**What to do**
Please retype the records from the line with "x-tick-label: Genel Yönetim" to the line with "legend-swatch <box>612 103 624 114</box>", keeping every character unchanged.

▬▬▬

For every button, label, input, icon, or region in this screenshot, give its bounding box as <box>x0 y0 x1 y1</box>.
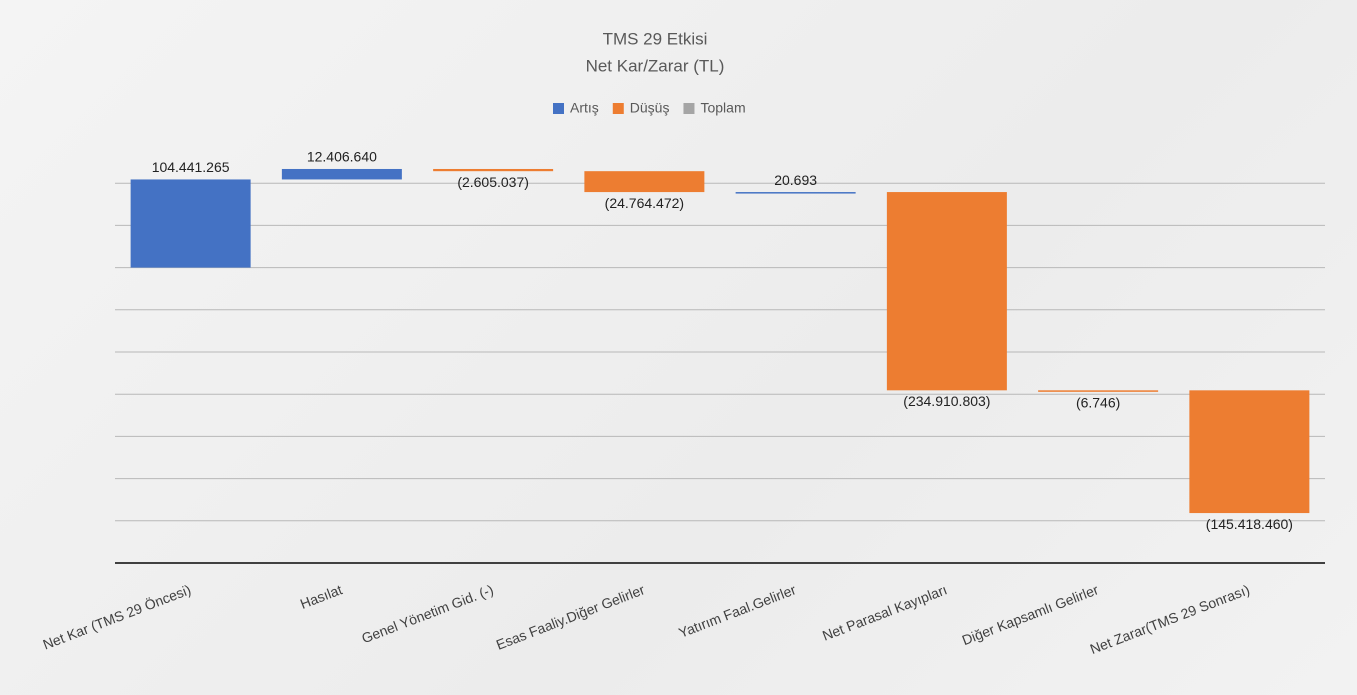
x-tick-label: Genel Yönetim Gid. (-) <box>359 581 495 646</box>
legend-swatch <box>683 103 695 114</box>
bar <box>1189 390 1310 514</box>
x-tick-label: Hasılat <box>298 581 345 612</box>
value-label: 20.693 <box>774 172 817 188</box>
legend-swatch <box>553 103 564 114</box>
value-label: (24.764.472) <box>605 195 684 211</box>
chart-subtitle: Net Kar/Zarar (TL) <box>586 56 725 75</box>
bar <box>584 171 705 193</box>
legend-label: Düşüş <box>630 100 670 116</box>
legend-label: Toplam <box>700 100 745 116</box>
x-tick-label: Esas Faaliy.Diğer Gelirler <box>494 581 647 653</box>
x-tick-label: Diğer Kapsamlı Gelirler <box>960 581 1101 648</box>
x-tick-label: Net Parasal Kayıpları <box>820 581 949 643</box>
bar <box>281 168 402 180</box>
x-tick-label: Net Kar (TMS 29 Öncesi) <box>40 580 193 652</box>
bar <box>735 192 856 194</box>
bar <box>1038 390 1159 392</box>
value-label: (145.418.460) <box>1206 516 1293 532</box>
value-label: (6.746) <box>1076 395 1120 411</box>
bar <box>130 179 251 268</box>
x-tick-label: Net Zarar(TMS 29 Sonrası) <box>1088 581 1252 657</box>
value-label: 104.441.265 <box>152 159 230 175</box>
bar <box>886 192 1007 391</box>
chart-title: TMS 29 Etkisi <box>603 29 708 48</box>
legend-label: Artış <box>570 100 599 116</box>
value-label: 12.406.640 <box>307 149 377 165</box>
value-label: (2.605.037) <box>457 174 529 190</box>
legend-swatch <box>612 103 624 114</box>
x-tick-label: Yatırım Faal.Gelirler <box>676 581 798 641</box>
bar <box>433 168 554 172</box>
value-label: (234.910.803) <box>903 393 990 409</box>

▬▬▬

**Solution below**
x-tick-label: Genel Yönetim Gid. (-) <box>359 581 495 646</box>
legend-swatch <box>683 103 695 114</box>
bar <box>1189 390 1310 514</box>
x-tick-label: Hasılat <box>298 581 345 612</box>
value-label: 20.693 <box>774 172 817 188</box>
legend-swatch <box>553 103 564 114</box>
value-label: (24.764.472) <box>605 195 684 211</box>
chart-subtitle: Net Kar/Zarar (TL) <box>586 56 725 75</box>
bar <box>584 171 705 193</box>
legend-label: Düşüş <box>630 100 670 116</box>
legend-label: Toplam <box>700 100 745 116</box>
x-tick-label: Esas Faaliy.Diğer Gelirler <box>494 581 647 653</box>
x-tick-label: Diğer Kapsamlı Gelirler <box>960 581 1101 648</box>
x-tick-label: Net Parasal Kayıpları <box>820 581 949 643</box>
bar <box>281 168 402 180</box>
x-tick-label: Net Kar (TMS 29 Öncesi) <box>40 580 193 652</box>
bar <box>735 192 856 194</box>
bar <box>1038 390 1159 392</box>
value-label: (145.418.460) <box>1206 516 1293 532</box>
value-label: (6.746) <box>1076 395 1120 411</box>
bar <box>130 179 251 268</box>
x-tick-label: Net Zarar(TMS 29 Sonrası) <box>1088 581 1252 657</box>
value-label: 104.441.265 <box>152 159 230 175</box>
bar <box>886 192 1007 391</box>
chart-title: TMS 29 Etkisi <box>603 29 708 48</box>
legend-label: Artış <box>570 100 599 116</box>
value-label: 12.406.640 <box>307 149 377 165</box>
value-label: (2.605.037) <box>457 174 529 190</box>
legend-swatch <box>612 103 624 114</box>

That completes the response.